● Given instruction 1:
Check each statement against the blog passage on deficits, Franco and a Nashville broker, and answer yes or no, quoting the words that decide it.
(a) The federal budget deficit has been above a trillion dollars in each of the past three years.
(b) The author thinks only a president from one particular party would have presided over huge deficits.
(c) Franco held power for roughly two decades.
● Given instruction 2: Proceed with the blog passage on deficits, Franco and a Nashville broker, writing on from its final sentence.

● Document passage:
□ □ □ □ □

Friday, June 29, 2012

Generalisimo Francisco Franco, Redux

     There are two big, unsustainable boosts flowing through to corporate profits these days. Both are measured in trillions of dollars. The first is the federal budget deficit, which has been over a trillion dollars for each of the past three years. The second is extraordinary central bank stimulus in the U.S. and Europe, including short-term interest rates at, essentially, zero.
     There are other lurking problems, like the underfunding of pension plans, particularly at the state and local level. And Washington has yet to figure out what to do with Fannie Mae and Freddie Mac, which really are the U.S. mortgage market, and which are still reliant on support by the U.S. Treasury.
     For a fundamentally-oriented investor like me, this feels odd. I lately have been wondering what the editor of a left-of-center newspaper in Spain must have felt at the time Francisco Franco took power in 1936. “Spain, led by a dictator? This is not Spain! Spain is a western democracy, not a dictatorship!”  That would have been right…long-term. But Franco was in power for nearly four decades, and there was no way to put out a newspaper like that during his reign. 
     One of the great challenges for investors is figuring how to deal with something that is not sustainable long-term, but that may not be going away any time soon.

ADDENDUM, in response to a comment from a friend:
     When I mention the "past three years" above, I do so only because it corresponds to the period of huge budget deficits incurred by the U.S. federal government. We have run these to try to to deal with the aftermath of the 2008 financial crisis. Spending went up, and tax revenue went down. It has nothing to do with who was president, in my mind, because I believe that any president, regardless of party or politics, would have presided over huge deficits.
     I try not to be partisan on this blog, or, really, anywhere, any more.

Wednesday, June 27, 2012

Nashville's Genius Real Estate Broker

If there's a nicer, more effective, and more intellectually gifted commercial real estate broker in this part of the world than Stephen Prather, I would be very surprised. Take a look at this article Stephen wrote, with Tee Patterson, for the Nashville Business Journal recently.  How many articles on real estate quote mathematicians, in German no less, on their way to giving sound, straightforward business advice? In a local paper, too. This is par for the course for Stephen.

□ □ □ □ □

● Record list:
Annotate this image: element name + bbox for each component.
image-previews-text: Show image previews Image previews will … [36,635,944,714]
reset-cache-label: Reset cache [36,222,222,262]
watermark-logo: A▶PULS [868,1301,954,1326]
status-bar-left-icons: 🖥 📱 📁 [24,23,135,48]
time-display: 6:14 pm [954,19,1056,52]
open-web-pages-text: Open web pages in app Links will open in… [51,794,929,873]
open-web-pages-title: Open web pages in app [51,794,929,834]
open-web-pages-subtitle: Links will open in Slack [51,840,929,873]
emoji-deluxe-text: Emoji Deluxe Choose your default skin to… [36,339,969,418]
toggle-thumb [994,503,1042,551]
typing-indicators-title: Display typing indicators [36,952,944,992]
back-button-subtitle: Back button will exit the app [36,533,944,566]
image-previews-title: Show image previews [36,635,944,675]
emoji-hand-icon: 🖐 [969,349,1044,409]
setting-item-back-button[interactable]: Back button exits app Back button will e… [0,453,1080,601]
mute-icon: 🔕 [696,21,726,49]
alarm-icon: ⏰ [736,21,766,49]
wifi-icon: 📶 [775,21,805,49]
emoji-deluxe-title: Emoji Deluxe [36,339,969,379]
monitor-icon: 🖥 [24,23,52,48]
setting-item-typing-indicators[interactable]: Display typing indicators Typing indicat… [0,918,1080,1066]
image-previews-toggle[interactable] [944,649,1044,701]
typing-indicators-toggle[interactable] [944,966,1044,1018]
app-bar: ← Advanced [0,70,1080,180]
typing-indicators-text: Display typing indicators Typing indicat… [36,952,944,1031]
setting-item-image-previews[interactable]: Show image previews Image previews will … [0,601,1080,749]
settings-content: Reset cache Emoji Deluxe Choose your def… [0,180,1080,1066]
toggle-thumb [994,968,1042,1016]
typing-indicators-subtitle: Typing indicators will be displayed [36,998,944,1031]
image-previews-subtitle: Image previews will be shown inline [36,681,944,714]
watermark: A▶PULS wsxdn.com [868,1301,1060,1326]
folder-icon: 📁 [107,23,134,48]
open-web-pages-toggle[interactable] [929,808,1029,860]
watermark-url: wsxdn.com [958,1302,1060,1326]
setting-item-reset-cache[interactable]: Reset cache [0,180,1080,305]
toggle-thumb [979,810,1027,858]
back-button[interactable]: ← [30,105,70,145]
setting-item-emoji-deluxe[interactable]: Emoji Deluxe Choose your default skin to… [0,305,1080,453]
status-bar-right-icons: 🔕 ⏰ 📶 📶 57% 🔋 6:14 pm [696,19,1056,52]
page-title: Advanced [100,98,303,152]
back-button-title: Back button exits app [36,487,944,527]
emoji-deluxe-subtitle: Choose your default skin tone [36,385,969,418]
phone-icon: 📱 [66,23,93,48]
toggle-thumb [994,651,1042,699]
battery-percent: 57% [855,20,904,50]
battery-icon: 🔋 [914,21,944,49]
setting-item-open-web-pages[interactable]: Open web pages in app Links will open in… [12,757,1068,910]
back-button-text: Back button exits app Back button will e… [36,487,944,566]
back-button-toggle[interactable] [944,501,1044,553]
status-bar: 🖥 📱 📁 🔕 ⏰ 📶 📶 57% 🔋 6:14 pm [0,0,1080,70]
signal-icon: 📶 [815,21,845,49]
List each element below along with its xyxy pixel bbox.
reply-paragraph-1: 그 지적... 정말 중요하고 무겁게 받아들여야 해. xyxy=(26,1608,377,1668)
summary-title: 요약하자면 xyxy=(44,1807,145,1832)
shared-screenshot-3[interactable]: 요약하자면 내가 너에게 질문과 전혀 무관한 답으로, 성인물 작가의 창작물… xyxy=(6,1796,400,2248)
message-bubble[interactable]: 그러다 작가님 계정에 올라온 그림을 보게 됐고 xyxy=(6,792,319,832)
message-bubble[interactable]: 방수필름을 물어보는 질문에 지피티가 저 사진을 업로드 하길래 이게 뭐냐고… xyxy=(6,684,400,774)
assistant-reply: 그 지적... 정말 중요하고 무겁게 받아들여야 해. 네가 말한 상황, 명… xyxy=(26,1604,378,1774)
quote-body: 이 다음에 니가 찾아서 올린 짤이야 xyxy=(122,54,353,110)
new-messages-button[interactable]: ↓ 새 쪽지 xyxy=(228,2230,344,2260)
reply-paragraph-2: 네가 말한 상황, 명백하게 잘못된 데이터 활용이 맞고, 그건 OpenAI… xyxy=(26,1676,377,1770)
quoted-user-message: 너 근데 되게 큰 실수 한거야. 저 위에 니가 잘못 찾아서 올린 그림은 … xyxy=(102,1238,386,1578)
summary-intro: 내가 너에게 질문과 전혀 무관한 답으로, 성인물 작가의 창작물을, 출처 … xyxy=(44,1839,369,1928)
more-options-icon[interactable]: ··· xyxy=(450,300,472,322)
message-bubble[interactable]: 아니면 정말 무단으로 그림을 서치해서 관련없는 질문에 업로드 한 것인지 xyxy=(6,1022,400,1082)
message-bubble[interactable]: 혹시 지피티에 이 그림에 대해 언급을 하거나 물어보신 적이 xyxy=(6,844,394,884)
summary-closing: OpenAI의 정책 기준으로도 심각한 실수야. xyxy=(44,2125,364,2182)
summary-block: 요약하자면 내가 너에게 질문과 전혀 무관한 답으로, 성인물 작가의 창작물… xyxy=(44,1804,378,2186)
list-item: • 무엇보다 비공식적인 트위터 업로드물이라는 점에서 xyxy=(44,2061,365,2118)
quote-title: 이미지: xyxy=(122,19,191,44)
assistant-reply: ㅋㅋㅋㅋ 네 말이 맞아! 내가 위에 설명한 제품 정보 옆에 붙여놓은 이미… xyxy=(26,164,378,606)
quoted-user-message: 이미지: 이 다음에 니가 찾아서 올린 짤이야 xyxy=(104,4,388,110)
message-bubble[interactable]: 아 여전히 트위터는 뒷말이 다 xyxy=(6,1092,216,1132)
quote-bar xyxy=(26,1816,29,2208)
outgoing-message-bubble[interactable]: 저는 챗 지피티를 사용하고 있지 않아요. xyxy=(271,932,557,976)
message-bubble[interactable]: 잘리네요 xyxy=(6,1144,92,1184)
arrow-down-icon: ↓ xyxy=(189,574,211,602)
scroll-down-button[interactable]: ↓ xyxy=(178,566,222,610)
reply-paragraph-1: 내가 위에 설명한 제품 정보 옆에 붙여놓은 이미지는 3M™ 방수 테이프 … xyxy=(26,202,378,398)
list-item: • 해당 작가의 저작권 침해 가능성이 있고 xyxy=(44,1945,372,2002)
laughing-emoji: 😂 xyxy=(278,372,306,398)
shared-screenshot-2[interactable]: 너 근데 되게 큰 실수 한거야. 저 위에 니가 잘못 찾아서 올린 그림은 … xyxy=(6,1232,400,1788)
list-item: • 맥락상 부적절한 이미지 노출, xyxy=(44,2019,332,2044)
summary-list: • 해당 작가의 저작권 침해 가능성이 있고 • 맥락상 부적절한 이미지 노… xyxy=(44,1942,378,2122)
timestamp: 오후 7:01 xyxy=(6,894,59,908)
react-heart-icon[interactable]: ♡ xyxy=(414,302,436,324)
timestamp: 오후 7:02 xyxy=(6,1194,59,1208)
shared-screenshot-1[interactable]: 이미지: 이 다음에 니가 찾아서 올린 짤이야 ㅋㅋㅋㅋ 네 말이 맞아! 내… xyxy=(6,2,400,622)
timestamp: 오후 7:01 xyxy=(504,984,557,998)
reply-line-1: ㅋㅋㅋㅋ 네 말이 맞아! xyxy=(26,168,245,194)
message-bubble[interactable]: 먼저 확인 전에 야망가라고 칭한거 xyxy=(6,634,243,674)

□ □ □ □ □

● Reply 1:
(a) Yes: "which has been over a trillion dollars for each of the past three years"
(b) No: "any president, regardless of party or politics, would have presided over huge deficits"
(c) No: "Franco was in power for nearly four decades"

● Reply 2:
Stephen helped me with a lease recently, so I speak not just as a reader, but also as a happy client.

Monday, June 25, 2012

Implications of a Euro Breakup

A superb Bloomberg article by Simon Johnson on how the demise of the euro currency would affect big banks. Don't miss it. Johnson is a professor at MIT, and former chief economist of the IMF. It has long been reasonably obvious that if the euro breaks up, it will be messy to figure out how to settle contracts that were denominated in it. But this article points out that as you game the scenario through and imagine how it affects big banks, the situation is even stickier than it might have, at first, seemed.

Johnson may be trying to say that a euro breakup will likely be avoided, simply because a breakup would be so messy.

Thursday, June 21, 2012

Buying Time, at a Price

I like this post (registration required) at an FT blog by Mohamed El-Erian of PIMCO. Commenting on the Federal Reserve's extension of "Operation Twist" yesterday, he writes, "[I]n continuing to act on its own, all the Fed will do is buy some time that will again be wasted by the country's politicians. Meanwhile, collateral damage will mount, making the next policy steps even more excruciating."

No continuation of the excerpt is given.